■ Task directions
Reproduce the data below with "value-label" swapped for "percent-label" everywhere and nothing else changed. Omit the pictures.

======== Data rows ========

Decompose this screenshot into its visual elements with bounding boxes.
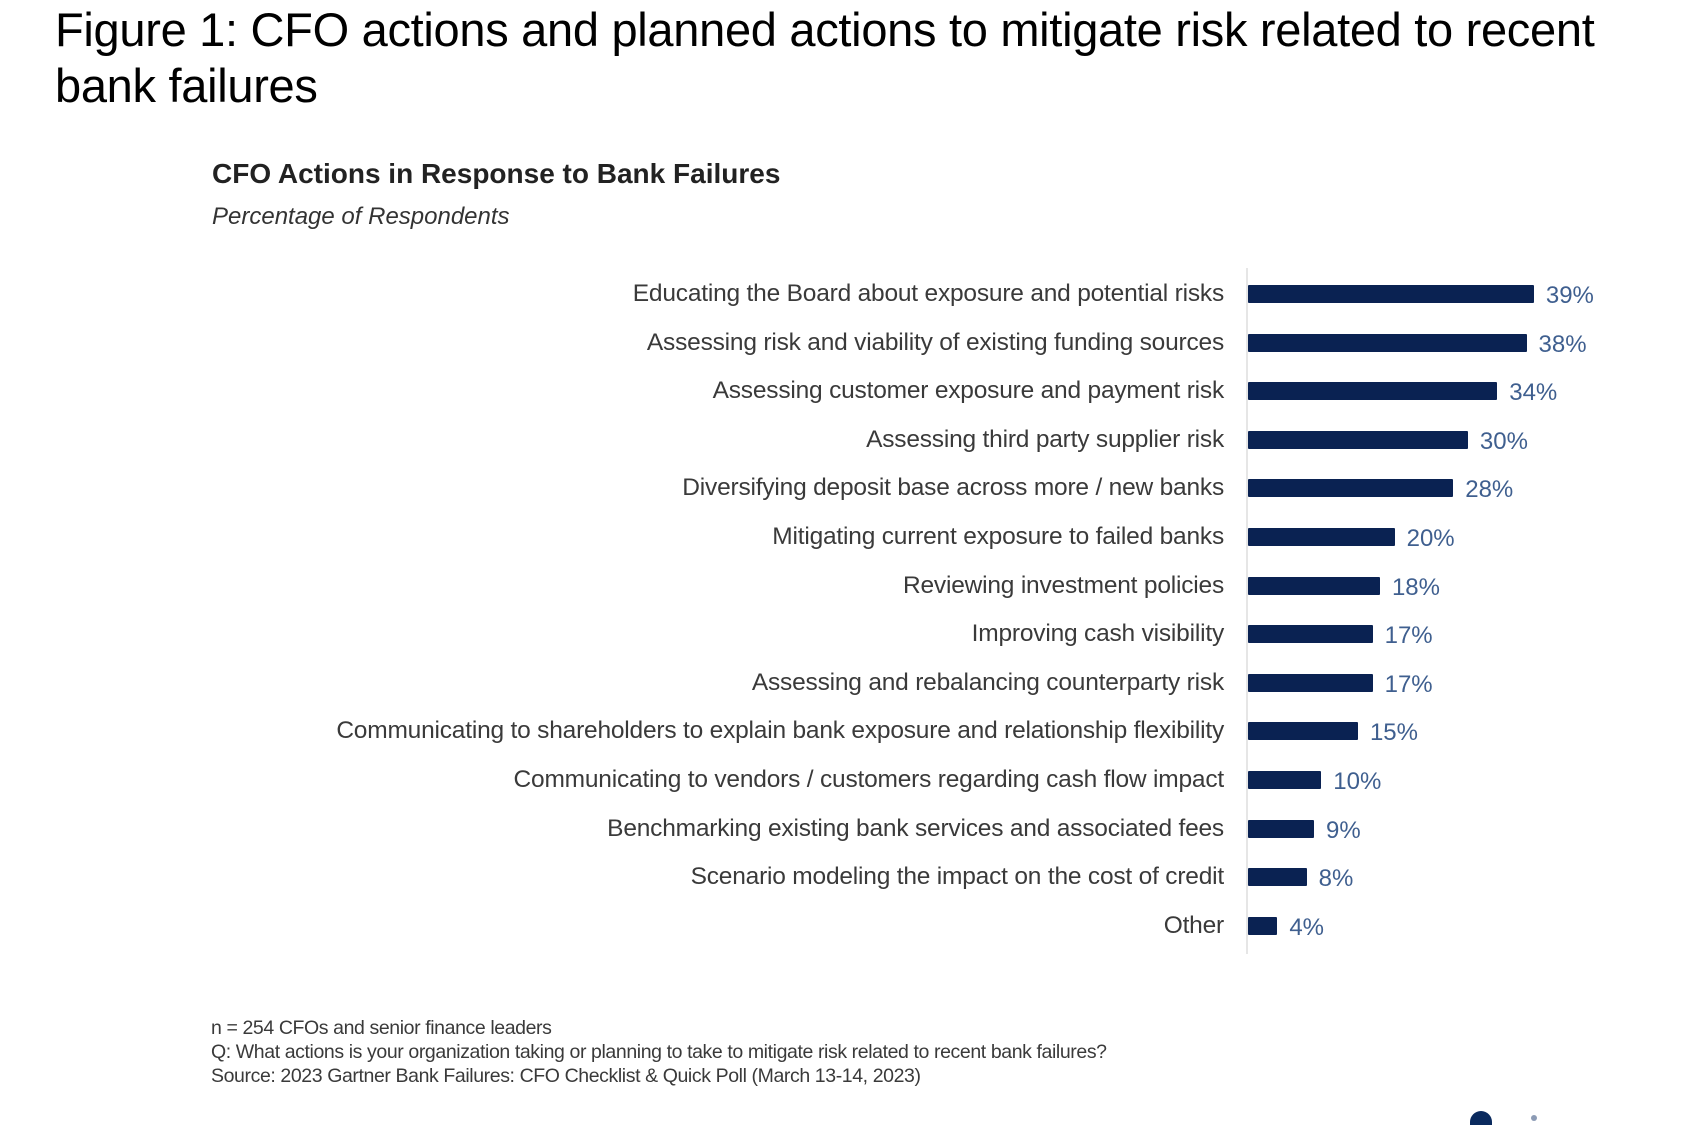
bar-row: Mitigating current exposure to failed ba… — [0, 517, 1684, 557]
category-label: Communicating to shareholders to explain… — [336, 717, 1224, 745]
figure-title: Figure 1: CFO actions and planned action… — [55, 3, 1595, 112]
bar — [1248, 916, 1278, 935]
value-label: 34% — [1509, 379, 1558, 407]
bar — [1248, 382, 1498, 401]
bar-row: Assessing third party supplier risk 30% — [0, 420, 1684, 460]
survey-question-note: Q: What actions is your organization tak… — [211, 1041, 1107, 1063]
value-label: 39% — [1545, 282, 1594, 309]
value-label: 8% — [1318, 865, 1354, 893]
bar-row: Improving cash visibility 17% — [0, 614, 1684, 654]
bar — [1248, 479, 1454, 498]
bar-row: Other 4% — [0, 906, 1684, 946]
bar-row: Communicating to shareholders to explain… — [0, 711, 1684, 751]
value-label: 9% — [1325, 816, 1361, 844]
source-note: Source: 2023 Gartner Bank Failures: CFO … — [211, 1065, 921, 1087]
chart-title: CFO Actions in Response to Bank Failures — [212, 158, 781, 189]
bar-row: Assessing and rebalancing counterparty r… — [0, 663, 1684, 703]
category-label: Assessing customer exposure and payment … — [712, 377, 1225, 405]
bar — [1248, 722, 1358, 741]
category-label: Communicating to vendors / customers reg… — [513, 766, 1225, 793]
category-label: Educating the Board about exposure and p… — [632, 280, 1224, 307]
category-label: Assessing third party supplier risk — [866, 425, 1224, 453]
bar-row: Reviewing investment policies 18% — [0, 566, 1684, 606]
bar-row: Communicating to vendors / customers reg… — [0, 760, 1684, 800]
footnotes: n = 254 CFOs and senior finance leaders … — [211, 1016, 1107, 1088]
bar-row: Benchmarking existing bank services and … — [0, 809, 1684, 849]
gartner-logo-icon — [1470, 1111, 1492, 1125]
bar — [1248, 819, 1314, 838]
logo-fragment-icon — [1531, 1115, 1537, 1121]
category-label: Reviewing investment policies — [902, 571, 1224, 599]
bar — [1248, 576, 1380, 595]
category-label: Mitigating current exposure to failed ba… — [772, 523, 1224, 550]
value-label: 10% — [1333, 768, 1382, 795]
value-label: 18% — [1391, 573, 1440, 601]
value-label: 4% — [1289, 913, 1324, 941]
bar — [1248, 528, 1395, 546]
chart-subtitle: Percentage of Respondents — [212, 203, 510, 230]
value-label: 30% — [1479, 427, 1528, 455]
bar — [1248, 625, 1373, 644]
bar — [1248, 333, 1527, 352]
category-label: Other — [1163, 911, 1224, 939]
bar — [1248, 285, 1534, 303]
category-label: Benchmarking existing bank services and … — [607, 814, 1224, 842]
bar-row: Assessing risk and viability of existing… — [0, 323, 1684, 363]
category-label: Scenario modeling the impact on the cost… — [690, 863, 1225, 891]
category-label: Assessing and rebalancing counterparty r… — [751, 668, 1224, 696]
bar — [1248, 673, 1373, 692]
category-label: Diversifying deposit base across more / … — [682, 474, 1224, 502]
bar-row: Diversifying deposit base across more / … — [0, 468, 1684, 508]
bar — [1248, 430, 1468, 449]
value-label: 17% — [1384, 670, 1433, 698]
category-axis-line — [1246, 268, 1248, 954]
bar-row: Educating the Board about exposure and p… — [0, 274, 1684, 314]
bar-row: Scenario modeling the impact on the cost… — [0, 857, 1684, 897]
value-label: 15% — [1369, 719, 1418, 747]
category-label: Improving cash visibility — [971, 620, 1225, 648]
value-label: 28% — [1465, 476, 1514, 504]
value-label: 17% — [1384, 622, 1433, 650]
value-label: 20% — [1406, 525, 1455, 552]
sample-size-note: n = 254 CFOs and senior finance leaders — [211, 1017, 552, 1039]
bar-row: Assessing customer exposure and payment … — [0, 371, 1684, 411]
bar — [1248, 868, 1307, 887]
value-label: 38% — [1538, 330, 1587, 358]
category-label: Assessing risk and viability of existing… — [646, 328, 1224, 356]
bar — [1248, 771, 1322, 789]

========

■ Task answer
Decompose this screenshot into its visual elements with bounding boxes.
bar-row: Mitigating current exposure to failed ba… — [0, 517, 1684, 557]
category-label: Communicating to shareholders to explain… — [336, 717, 1224, 745]
figure-title: Figure 1: CFO actions and planned action… — [55, 3, 1595, 112]
bar — [1248, 916, 1278, 935]
percent-label: 34% — [1509, 379, 1558, 407]
bar — [1248, 382, 1498, 401]
bar-row: Assessing third party supplier risk 30% — [0, 420, 1684, 460]
survey-question-note: Q: What actions is your organization tak… — [211, 1041, 1107, 1063]
percent-label: 39% — [1545, 282, 1594, 309]
percent-label: 8% — [1318, 865, 1354, 893]
bar-row: Improving cash visibility 17% — [0, 614, 1684, 654]
bar — [1248, 479, 1454, 498]
bar-row: Other 4% — [0, 906, 1684, 946]
bar-row: Communicating to shareholders to explain… — [0, 711, 1684, 751]
percent-label: 9% — [1325, 816, 1361, 844]
source-note: Source: 2023 Gartner Bank Failures: CFO … — [211, 1065, 921, 1087]
chart-title: CFO Actions in Response to Bank Failures — [212, 158, 781, 189]
bar-row: Assessing and rebalancing counterparty r… — [0, 663, 1684, 703]
category-label: Assessing customer exposure and payment … — [712, 377, 1225, 405]
bar — [1248, 722, 1358, 741]
category-label: Communicating to vendors / customers reg… — [513, 766, 1225, 793]
category-label: Educating the Board about exposure and p… — [632, 280, 1224, 307]
category-label: Assessing third party supplier risk — [866, 425, 1224, 453]
bar-row: Reviewing investment policies 18% — [0, 566, 1684, 606]
bar-row: Communicating to vendors / customers reg… — [0, 760, 1684, 800]
footnotes: n = 254 CFOs and senior finance leaders … — [211, 1016, 1107, 1088]
bar-row: Benchmarking existing bank services and … — [0, 809, 1684, 849]
gartner-logo-icon — [1470, 1111, 1492, 1125]
bar — [1248, 819, 1314, 838]
logo-fragment-icon — [1531, 1115, 1537, 1121]
category-label: Reviewing investment policies — [902, 571, 1224, 599]
bar — [1248, 576, 1380, 595]
category-label: Mitigating current exposure to failed ba… — [772, 523, 1224, 550]
percent-label: 10% — [1333, 768, 1382, 795]
percent-label: 18% — [1391, 573, 1440, 601]
percent-label: 4% — [1289, 913, 1324, 941]
bar — [1248, 528, 1395, 546]
chart-subtitle: Percentage of Respondents — [212, 203, 510, 230]
percent-label: 30% — [1479, 427, 1528, 455]
bar — [1248, 625, 1373, 644]
bar — [1248, 333, 1527, 352]
category-label: Other — [1163, 911, 1224, 939]
bar — [1248, 285, 1534, 303]
category-label: Benchmarking existing bank services and … — [607, 814, 1224, 842]
bar-row: Assessing risk and viability of existing… — [0, 323, 1684, 363]
category-label: Scenario modeling the impact on the cost… — [690, 863, 1225, 891]
category-label: Assessing and rebalancing counterparty r… — [751, 668, 1224, 696]
bar — [1248, 673, 1373, 692]
category-label: Diversifying deposit base across more / … — [682, 474, 1224, 502]
bar-row: Diversifying deposit base across more / … — [0, 468, 1684, 508]
bar — [1248, 430, 1468, 449]
percent-label: 17% — [1384, 670, 1433, 698]
category-axis-line — [1246, 268, 1248, 954]
bar-row: Educating the Board about exposure and p… — [0, 274, 1684, 314]
bar-row: Scenario modeling the impact on the cost… — [0, 857, 1684, 897]
percent-label: 15% — [1369, 719, 1418, 747]
category-label: Improving cash visibility — [971, 620, 1225, 648]
percent-label: 28% — [1465, 476, 1514, 504]
percent-label: 17% — [1384, 622, 1433, 650]
percent-label: 20% — [1406, 525, 1455, 552]
sample-size-note: n = 254 CFOs and senior finance leaders — [211, 1017, 552, 1039]
bar-row: Assessing customer exposure and payment … — [0, 371, 1684, 411]
bar — [1248, 868, 1307, 887]
percent-label: 38% — [1538, 330, 1587, 358]
category-label: Assessing risk and viability of existing… — [646, 328, 1224, 356]
bar — [1248, 771, 1322, 789]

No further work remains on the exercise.